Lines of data

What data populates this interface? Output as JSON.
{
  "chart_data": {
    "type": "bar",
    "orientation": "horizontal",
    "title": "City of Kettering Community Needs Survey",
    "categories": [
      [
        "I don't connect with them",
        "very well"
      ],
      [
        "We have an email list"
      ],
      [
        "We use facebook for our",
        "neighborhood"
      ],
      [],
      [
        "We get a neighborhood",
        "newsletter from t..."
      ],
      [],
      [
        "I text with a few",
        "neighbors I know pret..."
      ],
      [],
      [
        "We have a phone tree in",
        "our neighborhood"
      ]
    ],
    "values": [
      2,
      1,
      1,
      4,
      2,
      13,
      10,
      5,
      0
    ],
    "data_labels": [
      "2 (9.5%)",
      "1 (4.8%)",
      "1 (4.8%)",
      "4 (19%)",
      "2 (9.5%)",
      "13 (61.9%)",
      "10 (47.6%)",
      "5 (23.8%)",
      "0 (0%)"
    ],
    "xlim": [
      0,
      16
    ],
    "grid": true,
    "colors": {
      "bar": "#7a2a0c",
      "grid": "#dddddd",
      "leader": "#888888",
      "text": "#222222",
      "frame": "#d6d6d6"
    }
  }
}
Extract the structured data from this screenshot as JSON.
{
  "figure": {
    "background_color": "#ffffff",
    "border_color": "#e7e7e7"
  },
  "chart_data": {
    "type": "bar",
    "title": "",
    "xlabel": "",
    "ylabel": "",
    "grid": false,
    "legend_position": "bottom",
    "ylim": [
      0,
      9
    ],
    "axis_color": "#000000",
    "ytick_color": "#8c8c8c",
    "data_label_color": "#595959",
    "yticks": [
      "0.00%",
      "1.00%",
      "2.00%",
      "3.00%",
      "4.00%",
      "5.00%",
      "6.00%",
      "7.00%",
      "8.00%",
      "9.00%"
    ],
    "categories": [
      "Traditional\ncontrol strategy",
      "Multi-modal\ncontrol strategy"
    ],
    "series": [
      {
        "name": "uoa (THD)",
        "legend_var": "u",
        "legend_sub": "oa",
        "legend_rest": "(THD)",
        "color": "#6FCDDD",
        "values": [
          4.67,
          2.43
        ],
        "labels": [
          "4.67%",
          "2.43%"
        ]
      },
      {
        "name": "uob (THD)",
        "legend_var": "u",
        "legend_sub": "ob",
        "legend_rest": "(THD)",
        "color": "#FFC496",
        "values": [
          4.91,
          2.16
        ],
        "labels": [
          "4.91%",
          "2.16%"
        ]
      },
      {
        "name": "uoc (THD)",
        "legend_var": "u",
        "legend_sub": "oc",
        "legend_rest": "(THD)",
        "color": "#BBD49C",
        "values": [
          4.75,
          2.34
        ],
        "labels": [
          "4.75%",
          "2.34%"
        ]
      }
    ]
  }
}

Instruction: Extract every entry above as it appears.

Response to this task:
What data populates this interface? Output as JSON.
{
  "chart_data": {
    "type": "bar",
    "orientation": "horizontal",
    "title": "City of Kettering Community Needs Survey",
    "categories": [
      [
        "I don't connect with them",
        "very well"
      ],
      [
        "We have an email list"
      ],
      [
        "We use facebook for our",
        "neighborhood"
      ],
      [],
      [
        "We get a neighborhood",
        "newsletter from t..."
      ],
      [],
      [
        "I text with a few",
        "neighbors I know pret..."
      ],
      [],
      [
        "We have a phone tree in",
        "our neighborhood"
      ]
    ],
    "values": [
      2,
      1,
      1,
      4,
      2,
      13,
      10,
      5,
      0
    ],
    "data_labels": [
      "2 (9.5%)",
      "1 (4.8%)",
      "1 (4.8%)",
      "4 (19%)",
      "2 (9.5%)",
      "13 (61.9%)",
      "10 (47.6%)",
      "5 (23.8%)",
      "0 (0%)"
    ],
    "xlim": [
      0,
      16
    ],
    "grid": true,
    "colors": {
      "bar": "#7a2a0c",
      "grid": "#dddddd",
      "leader": "#888888",
      "text": "#222222",
      "frame": "#d6d6d6"
    }
  }
}
Extract the structured data from this screenshot as JSON.
{
  "figure": {
    "background_color": "#ffffff",
    "border_color": "#e7e7e7"
  },
  "chart_data": {
    "type": "bar",
    "title": "",
    "xlabel": "",
    "ylabel": "",
    "grid": false,
    "legend_position": "bottom",
    "ylim": [
      0,
      9
    ],
    "axis_color": "#000000",
    "ytick_color": "#8c8c8c",
    "data_label_color": "#595959",
    "yticks": [
      "0.00%",
      "1.00%",
      "2.00%",
      "3.00%",
      "4.00%",
      "5.00%",
      "6.00%",
      "7.00%",
      "8.00%",
      "9.00%"
    ],
    "categories": [
      "Traditional\ncontrol strategy",
      "Multi-modal\ncontrol strategy"
    ],
    "series": [
      {
        "name": "uoa (THD)",
        "legend_var": "u",
        "legend_sub": "oa",
        "legend_rest": "(THD)",
        "color": "#6FCDDD",
        "values": [
          4.67,
          2.43
        ],
        "labels": [
          "4.67%",
          "2.43%"
        ]
      },
      {
        "name": "uob (THD)",
        "legend_var": "u",
        "legend_sub": "ob",
        "legend_rest": "(THD)",
        "color": "#FFC496",
        "values": [
          4.91,
          2.16
        ],
        "labels": [
          "4.91%",
          "2.16%"
        ]
      },
      {
        "name": "uoc (THD)",
        "legend_var": "u",
        "legend_sub": "oc",
        "legend_rest": "(THD)",
        "color": "#BBD49C",
        "values": [
          4.75,
          2.34
        ],
        "labels": [
          "4.75%",
          "2.34%"
        ]
      }
    ]
  }
}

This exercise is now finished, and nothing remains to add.